Instructions to follow: From the records, pick out and copy each line containing "sont".

Given data:
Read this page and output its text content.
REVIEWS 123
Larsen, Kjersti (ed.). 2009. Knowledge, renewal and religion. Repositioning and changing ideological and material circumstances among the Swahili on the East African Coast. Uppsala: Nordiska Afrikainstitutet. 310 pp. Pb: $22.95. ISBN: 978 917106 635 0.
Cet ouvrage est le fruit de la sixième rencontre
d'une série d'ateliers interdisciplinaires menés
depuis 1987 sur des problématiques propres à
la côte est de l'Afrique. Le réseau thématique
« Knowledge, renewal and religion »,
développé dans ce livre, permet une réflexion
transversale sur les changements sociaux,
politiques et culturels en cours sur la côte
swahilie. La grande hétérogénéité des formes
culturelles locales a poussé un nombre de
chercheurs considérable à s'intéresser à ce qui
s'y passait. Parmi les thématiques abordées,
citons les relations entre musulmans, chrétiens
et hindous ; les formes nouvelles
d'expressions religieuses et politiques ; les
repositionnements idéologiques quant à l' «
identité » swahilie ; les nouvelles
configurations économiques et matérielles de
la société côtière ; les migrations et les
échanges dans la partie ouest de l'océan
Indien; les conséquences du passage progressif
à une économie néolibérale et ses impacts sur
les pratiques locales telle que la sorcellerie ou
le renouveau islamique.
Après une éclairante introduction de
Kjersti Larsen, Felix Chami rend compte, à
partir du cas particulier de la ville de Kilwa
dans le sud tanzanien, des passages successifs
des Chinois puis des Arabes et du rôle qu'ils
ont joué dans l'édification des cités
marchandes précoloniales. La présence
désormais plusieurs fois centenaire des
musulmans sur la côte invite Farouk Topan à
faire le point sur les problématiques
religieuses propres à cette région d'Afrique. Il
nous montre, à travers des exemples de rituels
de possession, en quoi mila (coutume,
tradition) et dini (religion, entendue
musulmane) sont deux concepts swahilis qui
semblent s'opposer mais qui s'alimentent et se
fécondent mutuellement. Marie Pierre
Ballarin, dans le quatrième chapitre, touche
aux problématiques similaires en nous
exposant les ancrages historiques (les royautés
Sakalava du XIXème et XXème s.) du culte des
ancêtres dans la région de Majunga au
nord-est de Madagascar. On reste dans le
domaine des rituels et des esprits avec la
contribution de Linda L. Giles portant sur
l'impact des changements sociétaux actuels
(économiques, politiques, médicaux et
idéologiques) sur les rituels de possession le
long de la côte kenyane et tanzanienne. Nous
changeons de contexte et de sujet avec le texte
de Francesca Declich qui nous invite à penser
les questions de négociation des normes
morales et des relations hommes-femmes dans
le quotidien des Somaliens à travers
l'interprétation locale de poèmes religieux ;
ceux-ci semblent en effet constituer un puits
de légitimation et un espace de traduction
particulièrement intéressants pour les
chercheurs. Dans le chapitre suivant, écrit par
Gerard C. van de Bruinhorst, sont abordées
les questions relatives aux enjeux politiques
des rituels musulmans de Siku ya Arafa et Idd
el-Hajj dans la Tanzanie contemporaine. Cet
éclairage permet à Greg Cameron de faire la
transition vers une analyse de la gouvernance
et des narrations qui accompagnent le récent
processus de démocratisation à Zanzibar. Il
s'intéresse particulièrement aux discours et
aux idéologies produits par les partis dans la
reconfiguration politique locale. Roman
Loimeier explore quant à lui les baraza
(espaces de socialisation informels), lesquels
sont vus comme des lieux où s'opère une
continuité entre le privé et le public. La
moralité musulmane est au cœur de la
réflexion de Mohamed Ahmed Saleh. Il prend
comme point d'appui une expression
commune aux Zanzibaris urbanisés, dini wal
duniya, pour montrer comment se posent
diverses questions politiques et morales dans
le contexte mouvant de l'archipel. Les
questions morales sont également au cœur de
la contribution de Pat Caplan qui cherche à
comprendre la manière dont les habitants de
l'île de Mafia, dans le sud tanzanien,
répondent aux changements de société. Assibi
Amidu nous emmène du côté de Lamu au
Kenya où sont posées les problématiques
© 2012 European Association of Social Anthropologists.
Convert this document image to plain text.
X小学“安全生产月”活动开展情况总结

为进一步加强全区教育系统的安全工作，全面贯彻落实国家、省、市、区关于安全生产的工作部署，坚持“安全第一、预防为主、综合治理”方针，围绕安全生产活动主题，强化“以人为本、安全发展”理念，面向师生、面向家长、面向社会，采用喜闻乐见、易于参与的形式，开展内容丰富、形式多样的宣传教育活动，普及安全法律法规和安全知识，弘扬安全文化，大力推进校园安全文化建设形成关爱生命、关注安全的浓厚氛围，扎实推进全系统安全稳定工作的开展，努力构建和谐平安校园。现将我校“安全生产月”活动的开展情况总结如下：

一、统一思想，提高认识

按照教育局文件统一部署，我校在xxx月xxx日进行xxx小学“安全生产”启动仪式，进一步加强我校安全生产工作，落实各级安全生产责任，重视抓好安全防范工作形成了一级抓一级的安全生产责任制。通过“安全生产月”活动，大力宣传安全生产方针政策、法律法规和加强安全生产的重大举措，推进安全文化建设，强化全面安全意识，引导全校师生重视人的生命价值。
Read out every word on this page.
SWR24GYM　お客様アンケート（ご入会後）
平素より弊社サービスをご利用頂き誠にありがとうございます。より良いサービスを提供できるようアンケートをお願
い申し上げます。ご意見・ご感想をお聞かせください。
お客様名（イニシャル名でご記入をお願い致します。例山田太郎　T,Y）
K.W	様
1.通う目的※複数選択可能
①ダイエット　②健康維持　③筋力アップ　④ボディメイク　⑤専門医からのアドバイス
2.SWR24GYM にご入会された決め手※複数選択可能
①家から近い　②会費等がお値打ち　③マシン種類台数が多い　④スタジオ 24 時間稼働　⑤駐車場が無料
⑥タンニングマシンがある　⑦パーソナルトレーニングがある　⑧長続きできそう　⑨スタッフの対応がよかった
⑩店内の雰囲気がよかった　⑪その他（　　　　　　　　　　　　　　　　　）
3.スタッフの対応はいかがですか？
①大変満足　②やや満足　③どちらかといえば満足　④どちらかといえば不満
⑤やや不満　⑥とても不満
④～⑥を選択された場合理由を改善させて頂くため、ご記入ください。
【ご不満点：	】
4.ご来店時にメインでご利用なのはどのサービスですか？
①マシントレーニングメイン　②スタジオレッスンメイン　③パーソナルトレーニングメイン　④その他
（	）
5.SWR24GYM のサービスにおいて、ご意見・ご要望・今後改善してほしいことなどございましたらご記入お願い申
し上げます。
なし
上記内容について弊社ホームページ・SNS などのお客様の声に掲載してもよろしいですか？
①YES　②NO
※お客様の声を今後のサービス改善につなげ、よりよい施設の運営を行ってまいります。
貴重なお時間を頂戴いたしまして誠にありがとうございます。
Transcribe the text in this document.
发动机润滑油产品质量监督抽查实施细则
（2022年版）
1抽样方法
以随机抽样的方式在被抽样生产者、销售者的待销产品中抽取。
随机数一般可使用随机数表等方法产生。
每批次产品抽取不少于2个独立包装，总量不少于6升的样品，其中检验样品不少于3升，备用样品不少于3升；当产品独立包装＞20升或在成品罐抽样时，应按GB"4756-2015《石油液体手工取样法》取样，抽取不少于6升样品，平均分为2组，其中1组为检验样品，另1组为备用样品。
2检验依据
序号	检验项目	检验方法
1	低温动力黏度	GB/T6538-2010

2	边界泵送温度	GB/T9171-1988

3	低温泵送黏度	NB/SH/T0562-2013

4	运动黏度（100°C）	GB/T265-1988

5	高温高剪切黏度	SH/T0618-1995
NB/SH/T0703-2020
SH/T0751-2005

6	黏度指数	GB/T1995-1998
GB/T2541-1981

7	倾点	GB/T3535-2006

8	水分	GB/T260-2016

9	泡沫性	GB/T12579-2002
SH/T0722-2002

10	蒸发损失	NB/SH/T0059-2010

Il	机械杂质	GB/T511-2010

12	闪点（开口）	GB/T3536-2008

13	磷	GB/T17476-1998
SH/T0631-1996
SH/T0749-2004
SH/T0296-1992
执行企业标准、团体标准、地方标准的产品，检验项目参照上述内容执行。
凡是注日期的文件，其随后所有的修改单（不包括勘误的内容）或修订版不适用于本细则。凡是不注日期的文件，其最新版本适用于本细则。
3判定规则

Written response:
musulmane) sont deux concepts swahilis qui
Gerard C. van de Bruinhorst, sont abordées
sont vus comme des lieux où s'opère une
questions morales sont également au cœur de
Kenya où sont posées les problématiques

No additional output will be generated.